Goal: Present each line of the listing below as an item in a numbered list, leaving out any blank lines.

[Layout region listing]
•••••

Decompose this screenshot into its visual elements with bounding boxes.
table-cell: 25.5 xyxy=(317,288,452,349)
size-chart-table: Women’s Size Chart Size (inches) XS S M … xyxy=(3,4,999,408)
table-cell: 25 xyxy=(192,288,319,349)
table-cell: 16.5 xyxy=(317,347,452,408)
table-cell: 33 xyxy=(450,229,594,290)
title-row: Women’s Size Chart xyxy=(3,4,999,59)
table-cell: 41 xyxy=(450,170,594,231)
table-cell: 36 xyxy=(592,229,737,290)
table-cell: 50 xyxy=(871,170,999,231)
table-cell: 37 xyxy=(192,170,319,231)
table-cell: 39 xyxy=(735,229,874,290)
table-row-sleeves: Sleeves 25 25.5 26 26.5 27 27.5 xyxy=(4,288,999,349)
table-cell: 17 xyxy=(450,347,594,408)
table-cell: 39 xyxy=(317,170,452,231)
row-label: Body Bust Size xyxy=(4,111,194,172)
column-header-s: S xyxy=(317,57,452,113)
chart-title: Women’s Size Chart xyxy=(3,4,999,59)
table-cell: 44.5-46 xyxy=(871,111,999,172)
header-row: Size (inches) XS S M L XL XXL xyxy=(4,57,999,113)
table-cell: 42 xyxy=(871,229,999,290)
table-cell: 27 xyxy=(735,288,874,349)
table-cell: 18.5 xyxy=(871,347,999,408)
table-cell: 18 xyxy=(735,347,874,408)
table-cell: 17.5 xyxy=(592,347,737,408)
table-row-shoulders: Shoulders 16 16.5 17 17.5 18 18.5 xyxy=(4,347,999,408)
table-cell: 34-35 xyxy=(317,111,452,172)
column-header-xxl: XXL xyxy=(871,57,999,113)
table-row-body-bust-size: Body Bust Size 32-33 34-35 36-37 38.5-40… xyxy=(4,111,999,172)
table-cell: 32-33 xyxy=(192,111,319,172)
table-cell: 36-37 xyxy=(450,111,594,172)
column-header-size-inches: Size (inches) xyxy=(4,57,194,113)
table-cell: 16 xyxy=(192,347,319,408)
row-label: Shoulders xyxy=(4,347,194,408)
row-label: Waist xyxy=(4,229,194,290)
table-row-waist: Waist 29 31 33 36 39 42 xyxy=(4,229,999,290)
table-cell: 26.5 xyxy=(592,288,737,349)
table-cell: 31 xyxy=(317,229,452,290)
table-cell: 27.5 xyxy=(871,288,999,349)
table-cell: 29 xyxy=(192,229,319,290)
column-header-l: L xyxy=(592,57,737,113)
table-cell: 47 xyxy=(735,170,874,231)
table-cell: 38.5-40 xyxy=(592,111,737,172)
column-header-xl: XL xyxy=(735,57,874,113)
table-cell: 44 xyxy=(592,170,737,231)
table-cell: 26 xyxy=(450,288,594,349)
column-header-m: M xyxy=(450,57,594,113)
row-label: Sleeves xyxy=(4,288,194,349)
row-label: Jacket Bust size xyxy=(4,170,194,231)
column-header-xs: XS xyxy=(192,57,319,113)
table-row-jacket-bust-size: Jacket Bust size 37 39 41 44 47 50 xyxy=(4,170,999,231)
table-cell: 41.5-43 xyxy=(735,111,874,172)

•••••

Final result:
1. Decompose this screenshot into its visual elements with bounding boxes.
2. table-cell: 25.5 xyxy=(317,288,452,349)
3. size-chart-table: Women’s Size Chart Size (inches) XS S M … xyxy=(3,4,999,408)
4. table-cell: 25 xyxy=(192,288,319,349)
5. table-cell: 16.5 xyxy=(317,347,452,408)
6. table-cell: 33 xyxy=(450,229,594,290)
7. title-row: Women’s Size Chart xyxy=(3,4,999,59)
8. table-cell: 41 xyxy=(450,170,594,231)
9. table-cell: 36 xyxy=(592,229,737,290)
10. table-cell: 50 xyxy=(871,170,999,231)
11. table-cell: 37 xyxy=(192,170,319,231)
12. table-cell: 39 xyxy=(735,229,874,290)
13. table-row-sleeves: Sleeves 25 25.5 26 26.5 27 27.5 xyxy=(4,288,999,349)
14. table-cell: 17 xyxy=(450,347,594,408)
15. table-cell: 39 xyxy=(317,170,452,231)
16. row-label: Body Bust Size xyxy=(4,111,194,172)
17. column-header-s: S xyxy=(317,57,452,113)
18. chart-title: Women’s Size Chart xyxy=(3,4,999,59)
19. table-cell: 44.5-46 xyxy=(871,111,999,172)
20. header-row: Size (inches) XS S M L XL XXL xyxy=(4,57,999,113)
21. table-cell: 42 xyxy=(871,229,999,290)
22. table-cell: 27 xyxy=(735,288,874,349)
23. table-cell: 18.5 xyxy=(871,347,999,408)
24. table-cell: 18 xyxy=(735,347,874,408)
25. table-cell: 17.5 xyxy=(592,347,737,408)
26. table-row-shoulders: Shoulders 16 16.5 17 17.5 18 18.5 xyxy=(4,347,999,408)
27. table-cell: 34-35 xyxy=(317,111,452,172)
28. column-header-xxl: XXL xyxy=(871,57,999,113)
29. table-row-body-bust-size: Body Bust Size 32-33 34-35 36-37 38.5-40… xyxy=(4,111,999,172)
30. table-cell: 32-33 xyxy=(192,111,319,172)
31. table-cell: 36-37 xyxy=(450,111,594,172)
32. column-header-size-inches: Size (inches) xyxy=(4,57,194,113)
33. table-cell: 16 xyxy=(192,347,319,408)
34. row-label: Shoulders xyxy=(4,347,194,408)
35. row-label: Waist xyxy=(4,229,194,290)
36. table-row-waist: Waist 29 31 33 36 39 42 xyxy=(4,229,999,290)
37. table-cell: 26.5 xyxy=(592,288,737,349)
38. table-cell: 31 xyxy=(317,229,452,290)
39. table-cell: 27.5 xyxy=(871,288,999,349)
40. table-cell: 29 xyxy=(192,229,319,290)
41. column-header-l: L xyxy=(592,57,737,113)
42. table-cell: 47 xyxy=(735,170,874,231)
43. table-cell: 38.5-40 xyxy=(592,111,737,172)
44. column-header-xl: XL xyxy=(735,57,874,113)
45. table-cell: 44 xyxy=(592,170,737,231)
46. table-cell: 26 xyxy=(450,288,594,349)
47. column-header-m: M xyxy=(450,57,594,113)
48. row-label: Sleeves xyxy=(4,288,194,349)
49. row-label: Jacket Bust size xyxy=(4,170,194,231)
50. column-header-xs: XS xyxy=(192,57,319,113)
51. table-row-jacket-bust-size: Jacket Bust size 37 39 41 44 47 50 xyxy=(4,170,999,231)
52. table-cell: 41.5-43 xyxy=(735,111,874,172)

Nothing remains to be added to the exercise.